- The request -
Output solely the number of lines containing the string "Classes".

- Entries taken from a collection -
* BEGIN *

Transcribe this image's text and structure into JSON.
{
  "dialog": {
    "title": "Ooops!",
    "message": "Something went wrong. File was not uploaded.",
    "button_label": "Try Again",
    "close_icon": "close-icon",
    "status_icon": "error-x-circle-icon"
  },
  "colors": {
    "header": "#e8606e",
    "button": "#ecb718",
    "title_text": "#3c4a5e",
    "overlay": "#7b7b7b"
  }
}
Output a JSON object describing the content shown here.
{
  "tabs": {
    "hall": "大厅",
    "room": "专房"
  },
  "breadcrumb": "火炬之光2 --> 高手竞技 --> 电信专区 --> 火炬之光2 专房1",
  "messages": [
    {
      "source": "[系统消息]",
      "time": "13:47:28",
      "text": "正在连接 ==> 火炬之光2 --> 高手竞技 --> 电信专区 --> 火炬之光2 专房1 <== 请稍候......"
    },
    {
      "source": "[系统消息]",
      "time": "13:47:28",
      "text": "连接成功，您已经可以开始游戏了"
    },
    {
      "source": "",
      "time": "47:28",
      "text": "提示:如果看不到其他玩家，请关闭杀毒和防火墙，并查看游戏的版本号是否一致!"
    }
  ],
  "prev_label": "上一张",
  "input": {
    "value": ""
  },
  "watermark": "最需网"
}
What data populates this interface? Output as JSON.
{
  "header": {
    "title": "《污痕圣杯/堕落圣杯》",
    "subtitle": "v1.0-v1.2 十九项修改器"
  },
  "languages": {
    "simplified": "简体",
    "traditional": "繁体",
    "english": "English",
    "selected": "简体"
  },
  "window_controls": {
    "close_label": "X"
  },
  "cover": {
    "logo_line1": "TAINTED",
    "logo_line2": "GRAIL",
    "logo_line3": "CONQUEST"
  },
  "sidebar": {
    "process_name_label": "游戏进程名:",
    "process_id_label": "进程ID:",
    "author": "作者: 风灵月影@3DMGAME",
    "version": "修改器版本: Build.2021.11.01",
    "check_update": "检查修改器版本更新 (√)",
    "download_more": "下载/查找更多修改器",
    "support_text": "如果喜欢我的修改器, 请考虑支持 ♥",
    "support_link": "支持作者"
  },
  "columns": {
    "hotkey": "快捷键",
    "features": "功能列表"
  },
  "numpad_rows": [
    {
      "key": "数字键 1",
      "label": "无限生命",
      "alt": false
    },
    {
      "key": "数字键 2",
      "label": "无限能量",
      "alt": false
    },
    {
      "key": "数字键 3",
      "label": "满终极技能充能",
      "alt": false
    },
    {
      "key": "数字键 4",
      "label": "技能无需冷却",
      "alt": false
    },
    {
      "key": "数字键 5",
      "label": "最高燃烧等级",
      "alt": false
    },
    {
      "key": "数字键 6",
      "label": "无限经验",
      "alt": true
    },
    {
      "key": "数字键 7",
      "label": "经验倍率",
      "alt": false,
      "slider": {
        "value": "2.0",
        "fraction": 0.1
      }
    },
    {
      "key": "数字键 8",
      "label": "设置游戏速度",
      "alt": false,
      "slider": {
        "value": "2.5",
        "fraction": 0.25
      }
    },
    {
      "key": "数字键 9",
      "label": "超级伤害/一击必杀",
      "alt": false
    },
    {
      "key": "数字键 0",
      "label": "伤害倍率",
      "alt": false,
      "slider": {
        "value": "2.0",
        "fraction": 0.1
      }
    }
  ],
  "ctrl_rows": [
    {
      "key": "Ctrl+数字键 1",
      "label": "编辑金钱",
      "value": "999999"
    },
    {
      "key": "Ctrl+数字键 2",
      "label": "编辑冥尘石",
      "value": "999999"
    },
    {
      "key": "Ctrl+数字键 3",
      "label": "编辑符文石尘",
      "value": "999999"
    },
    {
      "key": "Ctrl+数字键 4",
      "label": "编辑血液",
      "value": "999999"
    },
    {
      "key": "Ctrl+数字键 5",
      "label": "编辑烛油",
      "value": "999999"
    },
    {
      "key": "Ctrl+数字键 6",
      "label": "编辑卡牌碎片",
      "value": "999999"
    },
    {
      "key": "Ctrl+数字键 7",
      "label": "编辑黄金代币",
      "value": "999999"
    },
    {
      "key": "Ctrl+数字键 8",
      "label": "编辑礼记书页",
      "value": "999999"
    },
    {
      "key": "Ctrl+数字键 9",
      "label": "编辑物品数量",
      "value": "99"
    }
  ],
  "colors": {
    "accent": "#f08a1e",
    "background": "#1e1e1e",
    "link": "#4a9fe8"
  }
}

* END *
* BEGIN *

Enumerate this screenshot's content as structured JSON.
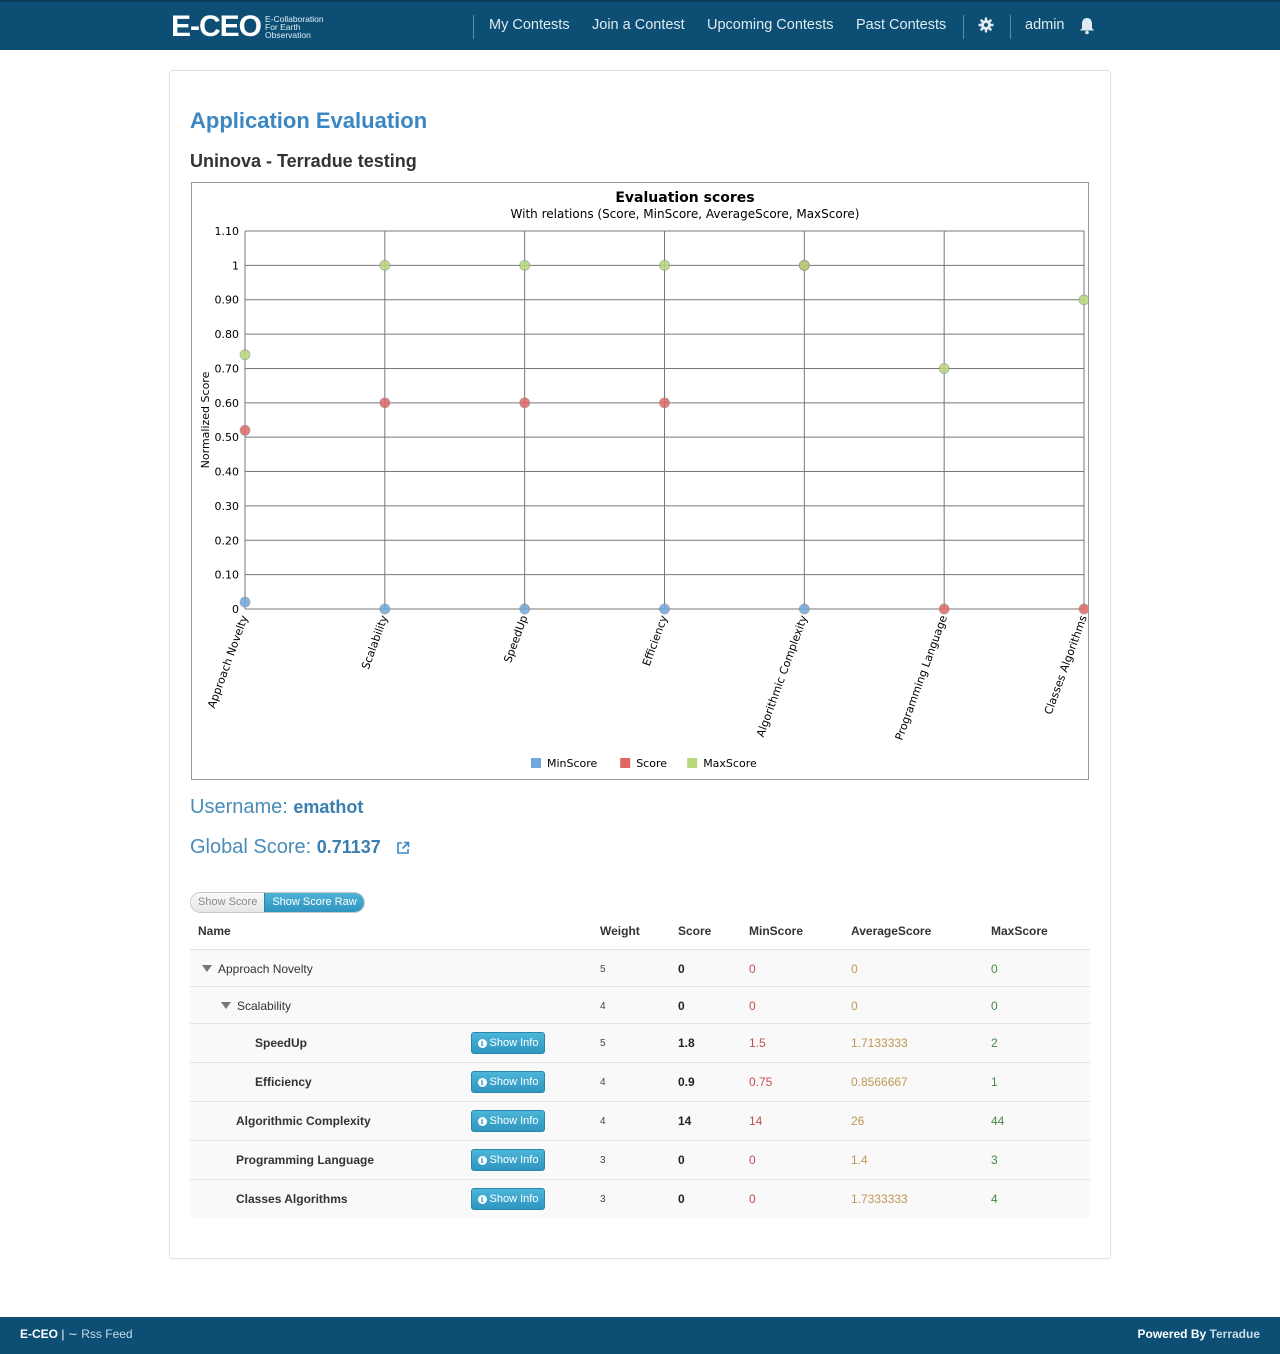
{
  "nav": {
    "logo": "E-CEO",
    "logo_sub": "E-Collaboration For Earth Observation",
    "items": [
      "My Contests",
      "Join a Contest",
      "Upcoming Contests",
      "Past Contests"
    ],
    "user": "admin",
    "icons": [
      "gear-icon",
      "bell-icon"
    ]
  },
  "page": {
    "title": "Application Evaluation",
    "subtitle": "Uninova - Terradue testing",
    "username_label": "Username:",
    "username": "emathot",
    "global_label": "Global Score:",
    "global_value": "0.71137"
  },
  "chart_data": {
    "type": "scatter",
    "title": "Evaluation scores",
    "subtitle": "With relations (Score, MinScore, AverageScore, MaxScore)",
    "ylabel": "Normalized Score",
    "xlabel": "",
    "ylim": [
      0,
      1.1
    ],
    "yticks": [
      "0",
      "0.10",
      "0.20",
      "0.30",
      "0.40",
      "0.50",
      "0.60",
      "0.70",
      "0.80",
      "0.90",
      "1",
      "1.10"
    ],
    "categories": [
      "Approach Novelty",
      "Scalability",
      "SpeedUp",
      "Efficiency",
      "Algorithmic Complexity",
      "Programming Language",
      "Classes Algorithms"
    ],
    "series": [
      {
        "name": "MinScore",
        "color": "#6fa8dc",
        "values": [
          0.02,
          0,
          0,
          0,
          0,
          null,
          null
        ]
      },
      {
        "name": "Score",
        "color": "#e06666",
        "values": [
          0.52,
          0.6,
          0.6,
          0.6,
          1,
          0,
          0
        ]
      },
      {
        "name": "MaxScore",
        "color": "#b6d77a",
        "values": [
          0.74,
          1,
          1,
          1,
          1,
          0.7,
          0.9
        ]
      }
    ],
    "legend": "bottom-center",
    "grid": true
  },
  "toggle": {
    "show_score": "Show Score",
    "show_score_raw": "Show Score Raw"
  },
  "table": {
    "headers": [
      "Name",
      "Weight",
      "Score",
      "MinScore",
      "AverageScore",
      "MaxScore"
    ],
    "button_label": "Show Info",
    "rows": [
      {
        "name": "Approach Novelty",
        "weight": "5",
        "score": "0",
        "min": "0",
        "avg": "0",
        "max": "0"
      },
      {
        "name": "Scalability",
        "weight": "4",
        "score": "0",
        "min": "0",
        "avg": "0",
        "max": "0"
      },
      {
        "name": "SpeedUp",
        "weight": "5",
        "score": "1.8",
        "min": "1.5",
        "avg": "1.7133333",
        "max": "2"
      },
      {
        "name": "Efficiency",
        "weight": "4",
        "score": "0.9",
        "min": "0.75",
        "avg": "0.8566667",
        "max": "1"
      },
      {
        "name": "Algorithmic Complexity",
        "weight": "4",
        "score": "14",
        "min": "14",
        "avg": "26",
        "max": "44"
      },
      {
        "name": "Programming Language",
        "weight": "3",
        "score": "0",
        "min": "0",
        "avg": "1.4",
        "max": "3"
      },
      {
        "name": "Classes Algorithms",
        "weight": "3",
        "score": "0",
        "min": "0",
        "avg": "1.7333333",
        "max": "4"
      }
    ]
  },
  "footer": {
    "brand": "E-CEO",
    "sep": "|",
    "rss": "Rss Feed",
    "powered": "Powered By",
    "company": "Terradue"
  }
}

* END *
* BEGIN *

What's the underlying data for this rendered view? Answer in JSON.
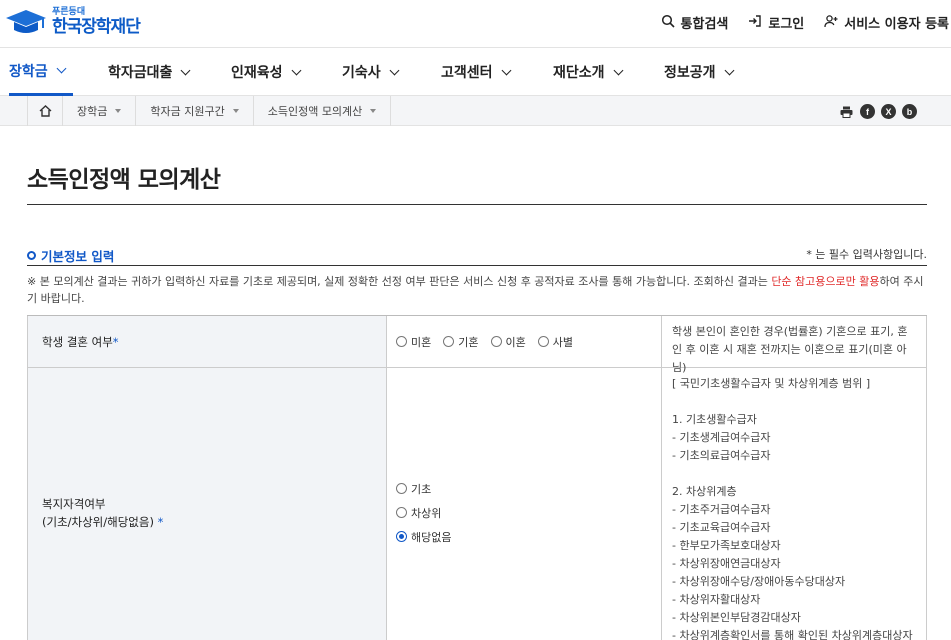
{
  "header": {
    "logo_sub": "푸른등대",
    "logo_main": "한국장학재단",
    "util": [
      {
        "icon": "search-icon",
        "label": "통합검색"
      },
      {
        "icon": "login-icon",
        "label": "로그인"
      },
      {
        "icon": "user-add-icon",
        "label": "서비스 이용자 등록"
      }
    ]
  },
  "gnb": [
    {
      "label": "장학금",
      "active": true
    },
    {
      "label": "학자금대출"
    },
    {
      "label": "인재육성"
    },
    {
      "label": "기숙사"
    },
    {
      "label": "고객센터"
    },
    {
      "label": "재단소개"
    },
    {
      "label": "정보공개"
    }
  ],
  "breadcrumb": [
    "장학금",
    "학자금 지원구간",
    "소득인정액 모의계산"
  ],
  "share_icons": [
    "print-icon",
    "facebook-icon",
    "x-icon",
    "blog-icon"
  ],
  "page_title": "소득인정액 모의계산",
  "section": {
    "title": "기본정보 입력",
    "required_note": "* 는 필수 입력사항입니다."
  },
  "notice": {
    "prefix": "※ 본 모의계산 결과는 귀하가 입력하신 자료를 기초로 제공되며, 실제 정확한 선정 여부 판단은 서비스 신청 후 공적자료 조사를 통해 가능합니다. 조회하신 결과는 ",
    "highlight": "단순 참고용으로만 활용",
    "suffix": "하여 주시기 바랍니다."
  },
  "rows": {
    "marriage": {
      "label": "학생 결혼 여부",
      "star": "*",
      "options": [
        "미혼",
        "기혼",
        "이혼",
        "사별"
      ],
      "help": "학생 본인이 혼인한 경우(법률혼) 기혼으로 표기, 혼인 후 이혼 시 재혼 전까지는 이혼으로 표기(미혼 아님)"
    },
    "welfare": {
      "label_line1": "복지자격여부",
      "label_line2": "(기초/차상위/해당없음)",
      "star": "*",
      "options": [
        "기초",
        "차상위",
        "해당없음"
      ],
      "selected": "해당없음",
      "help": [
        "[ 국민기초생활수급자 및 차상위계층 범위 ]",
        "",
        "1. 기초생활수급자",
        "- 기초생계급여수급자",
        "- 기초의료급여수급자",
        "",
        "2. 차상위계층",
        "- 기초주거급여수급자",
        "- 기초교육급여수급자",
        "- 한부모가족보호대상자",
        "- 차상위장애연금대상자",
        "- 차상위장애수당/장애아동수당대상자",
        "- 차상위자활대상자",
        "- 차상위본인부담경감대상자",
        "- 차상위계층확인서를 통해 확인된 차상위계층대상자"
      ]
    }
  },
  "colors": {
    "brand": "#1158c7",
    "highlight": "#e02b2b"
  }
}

* END *

- Response to the task -
2